**WHAT IS EXPECTED:** Set down each record exactly as written.
--- Start MATERIAL SHOWN ---
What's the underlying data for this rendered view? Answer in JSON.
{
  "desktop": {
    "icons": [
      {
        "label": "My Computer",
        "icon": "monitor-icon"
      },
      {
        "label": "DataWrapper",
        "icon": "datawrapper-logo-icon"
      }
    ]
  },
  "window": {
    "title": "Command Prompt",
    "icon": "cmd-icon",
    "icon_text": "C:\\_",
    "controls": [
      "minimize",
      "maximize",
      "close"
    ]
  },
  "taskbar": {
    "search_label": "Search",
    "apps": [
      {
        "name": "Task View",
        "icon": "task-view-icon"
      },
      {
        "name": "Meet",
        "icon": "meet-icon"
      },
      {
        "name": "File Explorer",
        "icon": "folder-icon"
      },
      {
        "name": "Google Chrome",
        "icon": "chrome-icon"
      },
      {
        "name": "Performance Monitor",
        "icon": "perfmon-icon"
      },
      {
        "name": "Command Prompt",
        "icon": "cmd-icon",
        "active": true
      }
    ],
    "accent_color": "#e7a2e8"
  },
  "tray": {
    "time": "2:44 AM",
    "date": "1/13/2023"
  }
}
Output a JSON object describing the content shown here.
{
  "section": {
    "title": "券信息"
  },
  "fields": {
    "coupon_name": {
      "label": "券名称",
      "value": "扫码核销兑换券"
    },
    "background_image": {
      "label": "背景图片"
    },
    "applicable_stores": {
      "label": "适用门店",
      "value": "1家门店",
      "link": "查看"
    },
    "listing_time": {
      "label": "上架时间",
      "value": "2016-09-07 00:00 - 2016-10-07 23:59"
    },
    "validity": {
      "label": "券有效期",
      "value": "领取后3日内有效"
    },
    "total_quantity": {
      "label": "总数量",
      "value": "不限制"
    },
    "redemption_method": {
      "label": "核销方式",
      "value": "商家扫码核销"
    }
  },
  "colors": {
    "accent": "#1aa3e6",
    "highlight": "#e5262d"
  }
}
--- End MATERIAL SHOWN ---
**WRITTEN ANSWER:**
What's the underlying data for this rendered view? Answer in JSON.
{
  "desktop": {
    "icons": [
      {
        "label": "My Computer",
        "icon": "monitor-icon"
      },
      {
        "label": "DataWrapper",
        "icon": "datawrapper-logo-icon"
      }
    ]
  },
  "window": {
    "title": "Command Prompt",
    "icon": "cmd-icon",
    "icon_text": "C:\\_",
    "controls": [
      "minimize",
      "maximize",
      "close"
    ]
  },
  "taskbar": {
    "search_label": "Search",
    "apps": [
      {
        "name": "Task View",
        "icon": "task-view-icon"
      },
      {
        "name": "Meet",
        "icon": "meet-icon"
      },
      {
        "name": "File Explorer",
        "icon": "folder-icon"
      },
      {
        "name": "Google Chrome",
        "icon": "chrome-icon"
      },
      {
        "name": "Performance Monitor",
        "icon": "perfmon-icon"
      },
      {
        "name": "Command Prompt",
        "icon": "cmd-icon",
        "active": true
      }
    ],
    "accent_color": "#e7a2e8"
  },
  "tray": {
    "time": "2:44 AM",
    "date": "1/13/2023"
  }
}
Output a JSON object describing the content shown here.
{
  "section": {
    "title": "券信息"
  },
  "fields": {
    "coupon_name": {
      "label": "券名称",
      "value": "扫码核销兑换券"
    },
    "background_image": {
      "label": "背景图片"
    },
    "applicable_stores": {
      "label": "适用门店",
      "value": "1家门店",
      "link": "查看"
    },
    "listing_time": {
      "label": "上架时间",
      "value": "2016-09-07 00:00 - 2016-10-07 23:59"
    },
    "validity": {
      "label": "券有效期",
      "value": "领取后3日内有效"
    },
    "total_quantity": {
      "label": "总数量",
      "value": "不限制"
    },
    "redemption_method": {
      "label": "核销方式",
      "value": "商家扫码核销"
    }
  },
  "colors": {
    "accent": "#1aa3e6",
    "highlight": "#e5262d"
  }
}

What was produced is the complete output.